# Your objective
Gather the lines from the material that contain "Ansatzfarbe".
** Begin **
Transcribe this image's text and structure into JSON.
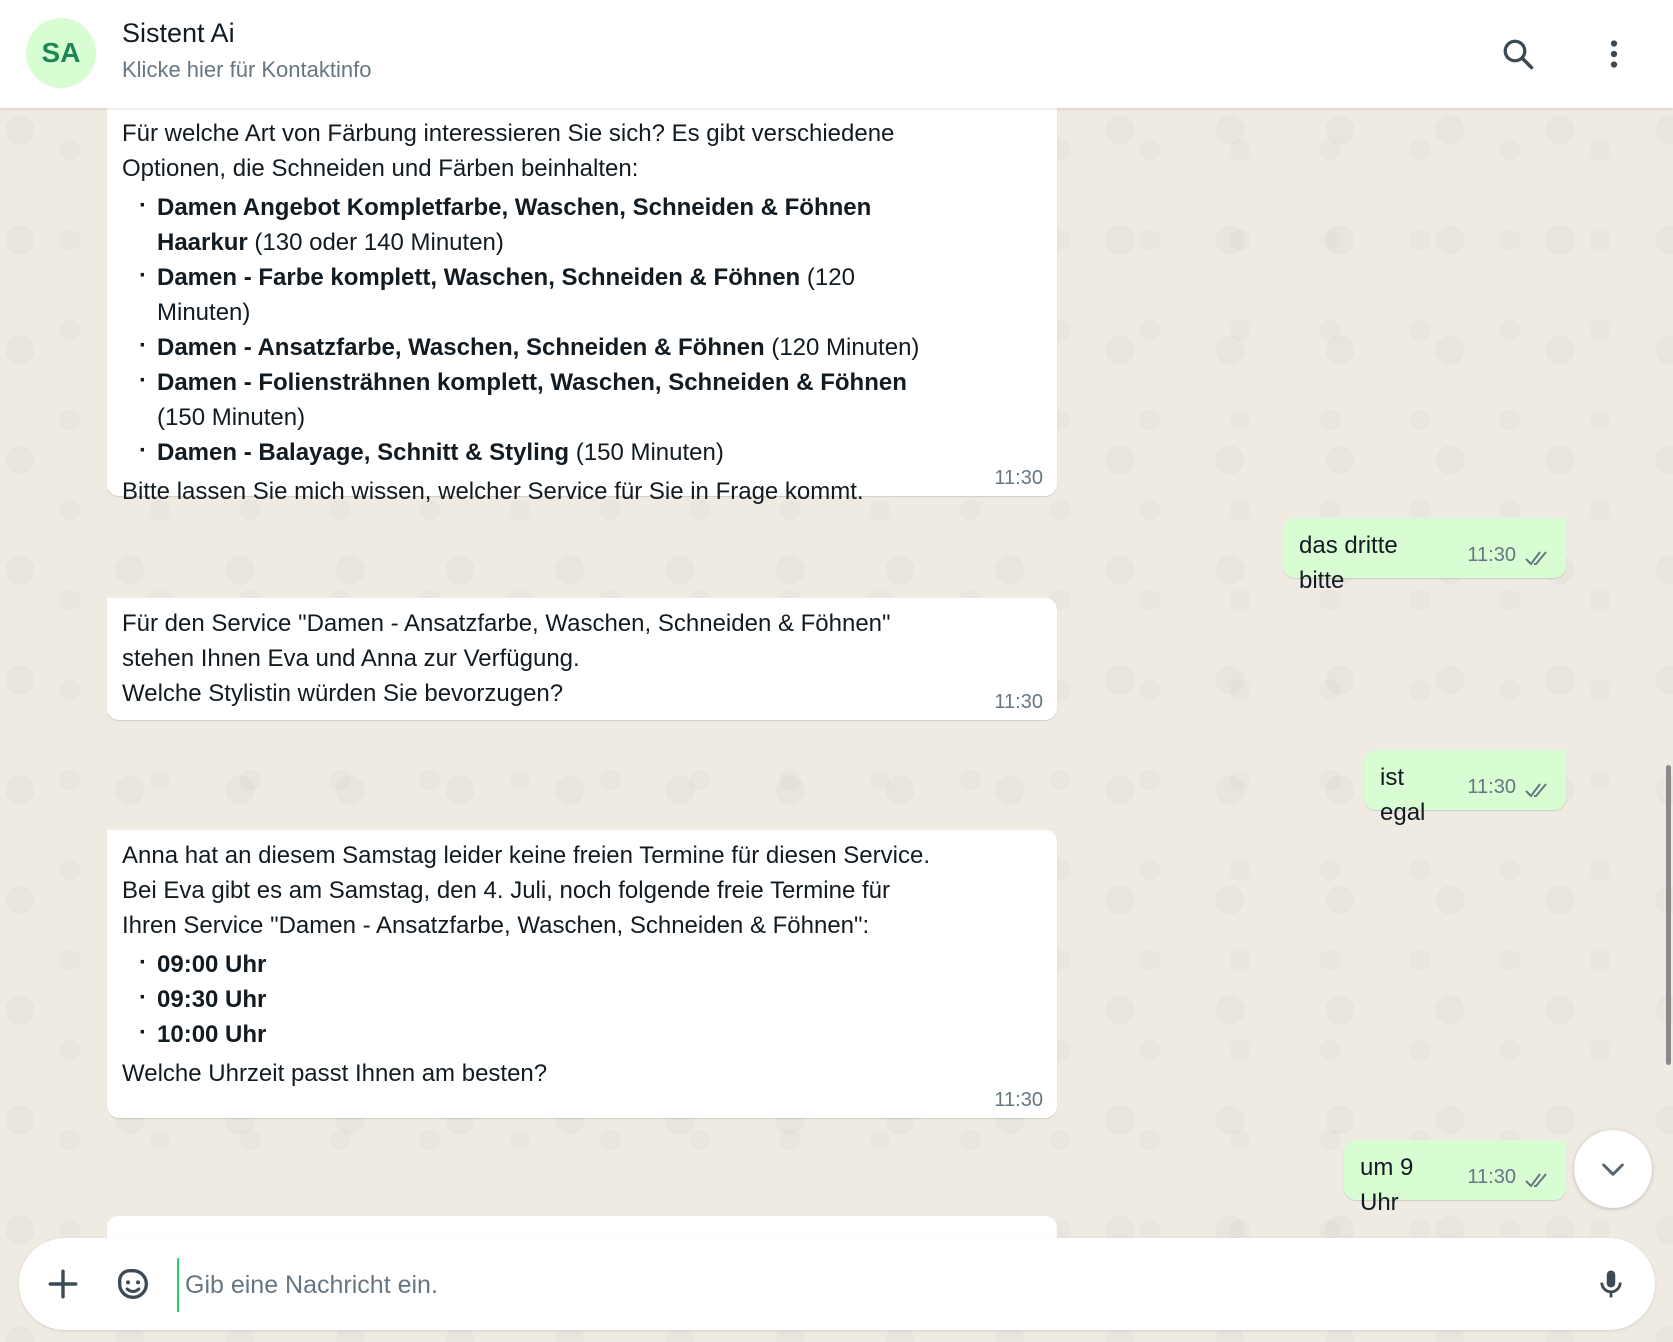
{
  "header": {
    "avatar_initials": "SA",
    "contact_name": "Sistent Ai",
    "contact_subtitle": "Klicke hier für Kontaktinfo"
  },
  "messages": [
    {
      "direction": "incoming",
      "intro": "Für welche Art von Färbung interessieren Sie sich? Es gibt verschiedene Optionen, die Schneiden und Färben beinhalten:",
      "items": [
        {
          "bold": "Damen Angebot Kompletfarbe, Waschen, Schneiden & Föhnen Haarkur",
          "rest": " (130 oder 140 Minuten)"
        },
        {
          "bold": "Damen - Farbe komplett, Waschen, Schneiden & Föhnen",
          "rest": " (120 Minuten)"
        },
        {
          "bold": "Damen - Ansatzfarbe, Waschen, Schneiden & Föhnen",
          "rest": " (120 Minuten)"
        },
        {
          "bold": "Damen - Foliensträhnen komplett, Waschen, Schneiden & Föhnen",
          "rest": " (150 Minuten)"
        },
        {
          "bold": "Damen - Balayage, Schnitt & Styling",
          "rest": " (150 Minuten)"
        }
      ],
      "outro": "Bitte lassen Sie mich wissen, welcher Service für Sie in Frage kommt.",
      "time": "11:30"
    },
    {
      "direction": "outgoing",
      "text": "das dritte bitte",
      "time": "11:30",
      "status": "read"
    },
    {
      "direction": "incoming",
      "line1": "Für den Service \"Damen - Ansatzfarbe, Waschen, Schneiden & Föhnen\" stehen Ihnen Eva und Anna zur Verfügung.",
      "line2": "Welche Stylistin würden Sie bevorzugen?",
      "time": "11:30"
    },
    {
      "direction": "outgoing",
      "text": "ist egal",
      "time": "11:30",
      "status": "read"
    },
    {
      "direction": "incoming",
      "line1": "Anna hat an diesem Samstag leider keine freien Termine für diesen Service.",
      "line2": "Bei Eva gibt es am Samstag, den 4. Juli, noch folgende freie Termine für Ihren Service \"Damen - Ansatzfarbe, Waschen, Schneiden & Föhnen\":",
      "slots": [
        "09:00 Uhr",
        "09:30 Uhr",
        "10:00 Uhr"
      ],
      "outro": "Welche Uhrzeit passt Ihnen am besten?",
      "time": "11:30"
    },
    {
      "direction": "outgoing",
      "text": "um 9 Uhr",
      "time": "11:30",
      "status": "read"
    }
  ],
  "composer": {
    "placeholder": "Gib eine Nachricht ein."
  },
  "icons": {
    "search": "search-icon",
    "menu": "more-vertical-icon",
    "scroll_down": "chevron-down-icon",
    "plus": "plus-icon",
    "sticker": "sticker-icon",
    "mic": "microphone-icon",
    "read": "double-check-icon"
  },
  "colors": {
    "outgoing_bubble": "#d9fdd3",
    "incoming_bubble": "#ffffff",
    "chat_background": "#efeae2",
    "accent": "#25d366"
  }
}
** End **
# Output for this exercise
          "bold": "Damen - Ansatzfarbe, Waschen, Schneiden & Föhnen",
      "line1": "Für den Service \"Damen - Ansatzfarbe, Waschen, Schneiden & Föhnen\" stehen Ihnen Eva und Anna zur Verfügung.",
      "line2": "Bei Eva gibt es am Samstag, den 4. Juli, noch folgende freie Termine für Ihren Service \"Damen - Ansatzfarbe, Waschen, Schneiden & Föhnen\":",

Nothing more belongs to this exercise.